═════ Entries supplied

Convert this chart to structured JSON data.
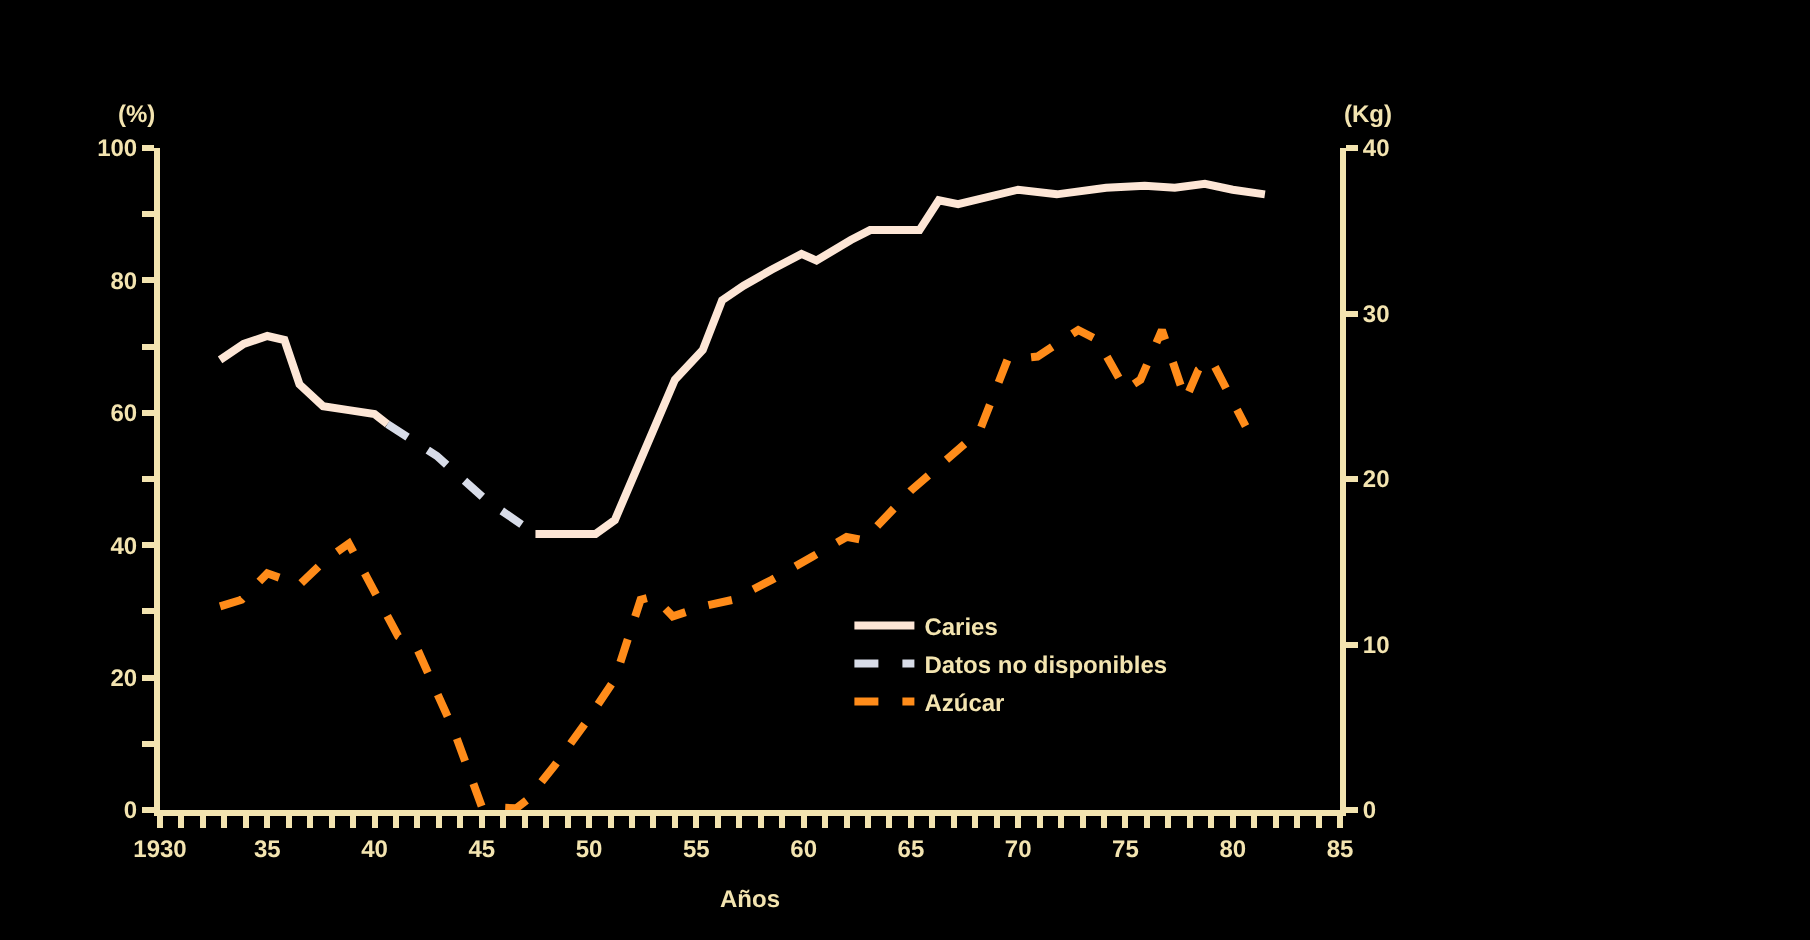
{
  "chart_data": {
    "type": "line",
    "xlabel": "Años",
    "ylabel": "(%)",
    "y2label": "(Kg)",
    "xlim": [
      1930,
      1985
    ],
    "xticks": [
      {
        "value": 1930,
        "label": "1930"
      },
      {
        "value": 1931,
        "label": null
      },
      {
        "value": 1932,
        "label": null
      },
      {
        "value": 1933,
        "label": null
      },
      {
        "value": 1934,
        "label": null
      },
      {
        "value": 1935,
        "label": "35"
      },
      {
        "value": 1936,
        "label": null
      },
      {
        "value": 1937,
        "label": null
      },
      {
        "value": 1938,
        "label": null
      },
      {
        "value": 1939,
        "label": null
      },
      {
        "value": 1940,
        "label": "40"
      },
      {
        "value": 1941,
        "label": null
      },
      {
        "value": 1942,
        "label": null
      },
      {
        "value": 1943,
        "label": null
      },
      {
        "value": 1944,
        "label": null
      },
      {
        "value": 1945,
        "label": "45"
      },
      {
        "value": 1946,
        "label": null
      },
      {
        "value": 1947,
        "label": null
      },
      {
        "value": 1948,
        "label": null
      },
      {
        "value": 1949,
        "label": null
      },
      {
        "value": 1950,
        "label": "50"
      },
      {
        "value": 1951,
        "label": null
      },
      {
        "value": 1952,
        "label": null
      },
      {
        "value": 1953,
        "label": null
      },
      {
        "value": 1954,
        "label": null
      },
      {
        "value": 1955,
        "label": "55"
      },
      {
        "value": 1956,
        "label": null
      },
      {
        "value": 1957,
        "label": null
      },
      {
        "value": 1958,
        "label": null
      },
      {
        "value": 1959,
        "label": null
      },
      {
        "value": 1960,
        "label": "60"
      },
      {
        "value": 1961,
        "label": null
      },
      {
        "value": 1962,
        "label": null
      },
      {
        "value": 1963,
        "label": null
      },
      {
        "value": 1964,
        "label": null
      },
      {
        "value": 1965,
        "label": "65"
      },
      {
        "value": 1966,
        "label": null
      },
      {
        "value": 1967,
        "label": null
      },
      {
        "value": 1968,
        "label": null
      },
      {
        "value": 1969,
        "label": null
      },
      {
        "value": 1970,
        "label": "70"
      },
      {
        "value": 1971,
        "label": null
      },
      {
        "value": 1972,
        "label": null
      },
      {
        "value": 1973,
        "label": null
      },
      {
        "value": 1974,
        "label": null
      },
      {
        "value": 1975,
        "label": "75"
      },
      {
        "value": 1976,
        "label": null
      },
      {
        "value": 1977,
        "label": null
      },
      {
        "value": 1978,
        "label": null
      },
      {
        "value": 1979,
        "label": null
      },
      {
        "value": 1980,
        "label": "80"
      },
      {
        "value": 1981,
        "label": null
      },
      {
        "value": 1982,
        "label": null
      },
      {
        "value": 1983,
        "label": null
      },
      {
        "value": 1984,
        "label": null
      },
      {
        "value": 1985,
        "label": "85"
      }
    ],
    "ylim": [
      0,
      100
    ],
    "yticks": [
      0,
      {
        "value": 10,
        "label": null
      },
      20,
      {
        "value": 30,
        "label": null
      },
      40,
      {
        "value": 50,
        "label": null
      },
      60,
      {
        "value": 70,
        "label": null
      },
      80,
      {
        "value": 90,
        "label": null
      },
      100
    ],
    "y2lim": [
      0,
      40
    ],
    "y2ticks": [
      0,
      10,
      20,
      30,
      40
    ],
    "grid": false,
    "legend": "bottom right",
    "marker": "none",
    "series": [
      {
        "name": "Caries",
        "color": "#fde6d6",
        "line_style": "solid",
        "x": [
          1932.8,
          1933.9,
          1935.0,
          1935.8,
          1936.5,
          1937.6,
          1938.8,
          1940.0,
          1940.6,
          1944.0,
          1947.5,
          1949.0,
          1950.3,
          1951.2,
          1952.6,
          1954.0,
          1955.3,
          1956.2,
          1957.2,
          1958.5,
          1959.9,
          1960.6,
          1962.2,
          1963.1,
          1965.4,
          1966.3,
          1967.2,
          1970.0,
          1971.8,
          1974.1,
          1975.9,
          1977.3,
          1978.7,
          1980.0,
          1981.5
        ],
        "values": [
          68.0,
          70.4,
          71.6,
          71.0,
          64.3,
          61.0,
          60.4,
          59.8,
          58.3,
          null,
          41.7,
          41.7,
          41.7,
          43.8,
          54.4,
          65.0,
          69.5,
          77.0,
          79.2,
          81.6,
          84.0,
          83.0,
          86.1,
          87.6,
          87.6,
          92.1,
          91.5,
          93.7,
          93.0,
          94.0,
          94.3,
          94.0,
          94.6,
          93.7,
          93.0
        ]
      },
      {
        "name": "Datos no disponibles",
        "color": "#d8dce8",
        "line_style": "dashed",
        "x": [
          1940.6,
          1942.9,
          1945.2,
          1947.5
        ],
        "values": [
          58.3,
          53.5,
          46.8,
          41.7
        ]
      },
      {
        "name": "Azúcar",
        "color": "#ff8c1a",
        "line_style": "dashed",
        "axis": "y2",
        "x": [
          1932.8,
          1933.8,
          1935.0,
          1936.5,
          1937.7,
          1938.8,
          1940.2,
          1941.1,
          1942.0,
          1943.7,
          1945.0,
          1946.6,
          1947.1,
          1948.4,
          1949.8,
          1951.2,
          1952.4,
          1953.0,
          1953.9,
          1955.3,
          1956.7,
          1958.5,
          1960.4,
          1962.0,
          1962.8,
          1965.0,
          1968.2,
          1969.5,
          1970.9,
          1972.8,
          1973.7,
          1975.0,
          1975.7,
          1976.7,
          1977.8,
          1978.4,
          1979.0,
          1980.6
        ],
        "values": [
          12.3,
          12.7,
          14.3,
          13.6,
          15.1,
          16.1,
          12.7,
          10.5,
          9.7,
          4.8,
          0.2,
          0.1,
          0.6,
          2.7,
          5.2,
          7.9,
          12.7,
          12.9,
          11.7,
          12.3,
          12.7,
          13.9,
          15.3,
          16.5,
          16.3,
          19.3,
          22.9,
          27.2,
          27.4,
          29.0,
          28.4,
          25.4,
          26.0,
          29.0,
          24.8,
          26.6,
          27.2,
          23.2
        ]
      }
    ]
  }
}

══════════

Work to be completed —
Write out the full listing verbatim, excluding its pictures.

Exercise answer —
Convert this chart to structured JSON data.
{
  "chart_data": {
    "type": "line",
    "xlabel": "Años",
    "ylabel": "(%)",
    "y2label": "(Kg)",
    "xlim": [
      1930,
      1985
    ],
    "xticks": [
      {
        "value": 1930,
        "label": "1930"
      },
      {
        "value": 1931,
        "label": null
      },
      {
        "value": 1932,
        "label": null
      },
      {
        "value": 1933,
        "label": null
      },
      {
        "value": 1934,
        "label": null
      },
      {
        "value": 1935,
        "label": "35"
      },
      {
        "value": 1936,
        "label": null
      },
      {
        "value": 1937,
        "label": null
      },
      {
        "value": 1938,
        "label": null
      },
      {
        "value": 1939,
        "label": null
      },
      {
        "value": 1940,
        "label": "40"
      },
      {
        "value": 1941,
        "label": null
      },
      {
        "value": 1942,
        "label": null
      },
      {
        "value": 1943,
        "label": null
      },
      {
        "value": 1944,
        "label": null
      },
      {
        "value": 1945,
        "label": "45"
      },
      {
        "value": 1946,
        "label": null
      },
      {
        "value": 1947,
        "label": null
      },
      {
        "value": 1948,
        "label": null
      },
      {
        "value": 1949,
        "label": null
      },
      {
        "value": 1950,
        "label": "50"
      },
      {
        "value": 1951,
        "label": null
      },
      {
        "value": 1952,
        "label": null
      },
      {
        "value": 1953,
        "label": null
      },
      {
        "value": 1954,
        "label": null
      },
      {
        "value": 1955,
        "label": "55"
      },
      {
        "value": 1956,
        "label": null
      },
      {
        "value": 1957,
        "label": null
      },
      {
        "value": 1958,
        "label": null
      },
      {
        "value": 1959,
        "label": null
      },
      {
        "value": 1960,
        "label": "60"
      },
      {
        "value": 1961,
        "label": null
      },
      {
        "value": 1962,
        "label": null
      },
      {
        "value": 1963,
        "label": null
      },
      {
        "value": 1964,
        "label": null
      },
      {
        "value": 1965,
        "label": "65"
      },
      {
        "value": 1966,
        "label": null
      },
      {
        "value": 1967,
        "label": null
      },
      {
        "value": 1968,
        "label": null
      },
      {
        "value": 1969,
        "label": null
      },
      {
        "value": 1970,
        "label": "70"
      },
      {
        "value": 1971,
        "label": null
      },
      {
        "value": 1972,
        "label": null
      },
      {
        "value": 1973,
        "label": null
      },
      {
        "value": 1974,
        "label": null
      },
      {
        "value": 1975,
        "label": "75"
      },
      {
        "value": 1976,
        "label": null
      },
      {
        "value": 1977,
        "label": null
      },
      {
        "value": 1978,
        "label": null
      },
      {
        "value": 1979,
        "label": null
      },
      {
        "value": 1980,
        "label": "80"
      },
      {
        "value": 1981,
        "label": null
      },
      {
        "value": 1982,
        "label": null
      },
      {
        "value": 1983,
        "label": null
      },
      {
        "value": 1984,
        "label": null
      },
      {
        "value": 1985,
        "label": "85"
      }
    ],
    "ylim": [
      0,
      100
    ],
    "yticks": [
      0,
      {
        "value": 10,
        "label": null
      },
      20,
      {
        "value": 30,
        "label": null
      },
      40,
      {
        "value": 50,
        "label": null
      },
      60,
      {
        "value": 70,
        "label": null
      },
      80,
      {
        "value": 90,
        "label": null
      },
      100
    ],
    "y2lim": [
      0,
      40
    ],
    "y2ticks": [
      0,
      10,
      20,
      30,
      40
    ],
    "grid": false,
    "legend": "bottom right",
    "marker": "none",
    "series": [
      {
        "name": "Caries",
        "color": "#fde6d6",
        "line_style": "solid",
        "x": [
          1932.8,
          1933.9,
          1935.0,
          1935.8,
          1936.5,
          1937.6,
          1938.8,
          1940.0,
          1940.6,
          1944.0,
          1947.5,
          1949.0,
          1950.3,
          1951.2,
          1952.6,
          1954.0,
          1955.3,
          1956.2,
          1957.2,
          1958.5,
          1959.9,
          1960.6,
          1962.2,
          1963.1,
          1965.4,
          1966.3,
          1967.2,
          1970.0,
          1971.8,
          1974.1,
          1975.9,
          1977.3,
          1978.7,
          1980.0,
          1981.5
        ],
        "values": [
          68.0,
          70.4,
          71.6,
          71.0,
          64.3,
          61.0,
          60.4,
          59.8,
          58.3,
          null,
          41.7,
          41.7,
          41.7,
          43.8,
          54.4,
          65.0,
          69.5,
          77.0,
          79.2,
          81.6,
          84.0,
          83.0,
          86.1,
          87.6,
          87.6,
          92.1,
          91.5,
          93.7,
          93.0,
          94.0,
          94.3,
          94.0,
          94.6,
          93.7,
          93.0
        ]
      },
      {
        "name": "Datos no disponibles",
        "color": "#d8dce8",
        "line_style": "dashed",
        "x": [
          1940.6,
          1942.9,
          1945.2,
          1947.5
        ],
        "values": [
          58.3,
          53.5,
          46.8,
          41.7
        ]
      },
      {
        "name": "Azúcar",
        "color": "#ff8c1a",
        "line_style": "dashed",
        "axis": "y2",
        "x": [
          1932.8,
          1933.8,
          1935.0,
          1936.5,
          1937.7,
          1938.8,
          1940.2,
          1941.1,
          1942.0,
          1943.7,
          1945.0,
          1946.6,
          1947.1,
          1948.4,
          1949.8,
          1951.2,
          1952.4,
          1953.0,
          1953.9,
          1955.3,
          1956.7,
          1958.5,
          1960.4,
          1962.0,
          1962.8,
          1965.0,
          1968.2,
          1969.5,
          1970.9,
          1972.8,
          1973.7,
          1975.0,
          1975.7,
          1976.7,
          1977.8,
          1978.4,
          1979.0,
          1980.6
        ],
        "values": [
          12.3,
          12.7,
          14.3,
          13.6,
          15.1,
          16.1,
          12.7,
          10.5,
          9.7,
          4.8,
          0.2,
          0.1,
          0.6,
          2.7,
          5.2,
          7.9,
          12.7,
          12.9,
          11.7,
          12.3,
          12.7,
          13.9,
          15.3,
          16.5,
          16.3,
          19.3,
          22.9,
          27.2,
          27.4,
          29.0,
          28.4,
          25.4,
          26.0,
          29.0,
          24.8,
          26.6,
          27.2,
          23.2
        ]
      }
    ]
  }
}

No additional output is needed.